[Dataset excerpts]
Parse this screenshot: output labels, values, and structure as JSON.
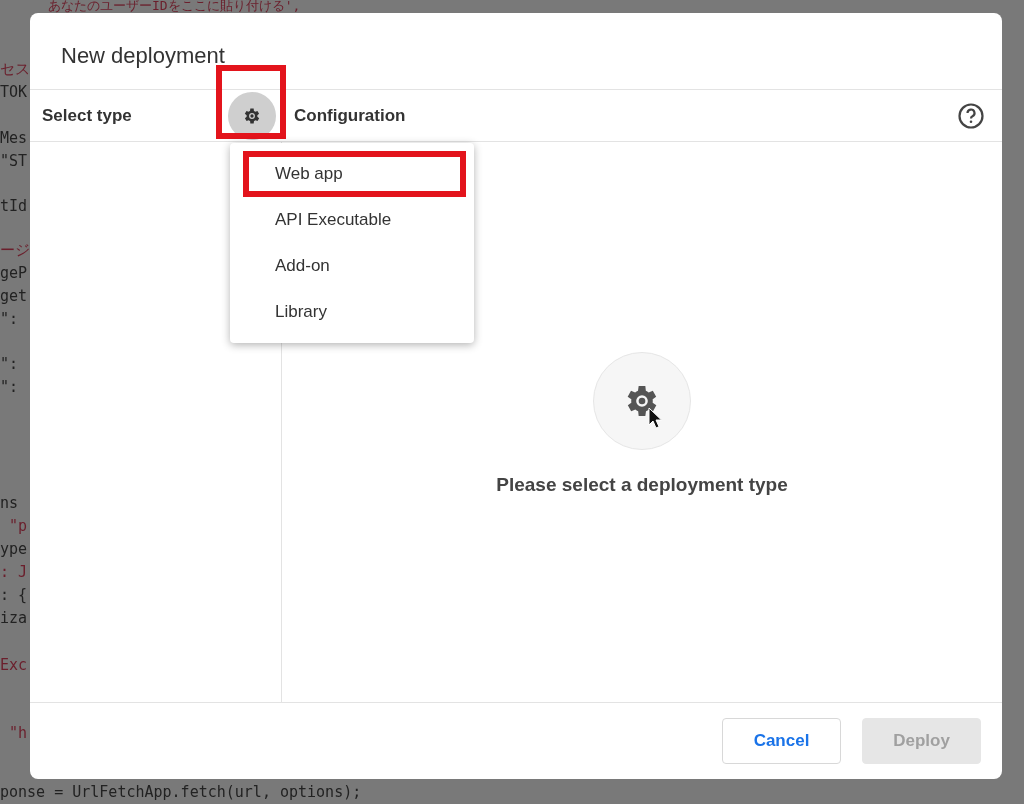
{
  "background_code": {
    "groups": [
      [
        "あなたのユーザーIDをここに貼り付ける',"
      ],
      [
        "セス",
        "TOK"
      ],
      [
        "Mes",
        "\"ST"
      ],
      [
        "tId"
      ],
      [
        "ージ",
        "geP",
        "get",
        "\":"
      ],
      [
        "\":",
        "\":"
      ],
      [
        "ns",
        " \"p",
        "ype",
        ": J",
        ": {",
        "iza"
      ],
      [
        "Exc"
      ],
      [
        " \"h"
      ],
      [
        "ponse = UrlFetchApp.fetch(url, options);"
      ]
    ]
  },
  "dialog": {
    "title": "New deployment",
    "select_type_label": "Select type",
    "type_button": {
      "annotated": true
    },
    "configuration_label": "Configuration",
    "menu": {
      "items": [
        {
          "label": "Web app",
          "annotated": true
        },
        {
          "label": "API Executable",
          "annotated": false
        },
        {
          "label": "Add-on",
          "annotated": false
        },
        {
          "label": "Library",
          "annotated": false
        }
      ]
    },
    "empty_message": "Please select a deployment type",
    "buttons": [
      {
        "label": "Cancel",
        "disabled": false
      },
      {
        "label": "Deploy",
        "disabled": true
      }
    ]
  }
}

* [EXERCISE GOAL]
Reproduce the listing exactly. Leave its pictures out.

* [SOLVED PROBLEM]
Parse this screenshot: output labels, values, and structure as JSON.
{
  "background_code": {
    "groups": [
      [
        "あなたのユーザーIDをここに貼り付ける',"
      ],
      [
        "セス",
        "TOK"
      ],
      [
        "Mes",
        "\"ST"
      ],
      [
        "tId"
      ],
      [
        "ージ",
        "geP",
        "get",
        "\":"
      ],
      [
        "\":",
        "\":"
      ],
      [
        "ns",
        " \"p",
        "ype",
        ": J",
        ": {",
        "iza"
      ],
      [
        "Exc"
      ],
      [
        " \"h"
      ],
      [
        "ponse = UrlFetchApp.fetch(url, options);"
      ]
    ]
  },
  "dialog": {
    "title": "New deployment",
    "select_type_label": "Select type",
    "type_button": {
      "annotated": true
    },
    "configuration_label": "Configuration",
    "menu": {
      "items": [
        {
          "label": "Web app",
          "annotated": true
        },
        {
          "label": "API Executable",
          "annotated": false
        },
        {
          "label": "Add-on",
          "annotated": false
        },
        {
          "label": "Library",
          "annotated": false
        }
      ]
    },
    "empty_message": "Please select a deployment type",
    "buttons": [
      {
        "label": "Cancel",
        "disabled": false
      },
      {
        "label": "Deploy",
        "disabled": true
      }
    ]
  }
}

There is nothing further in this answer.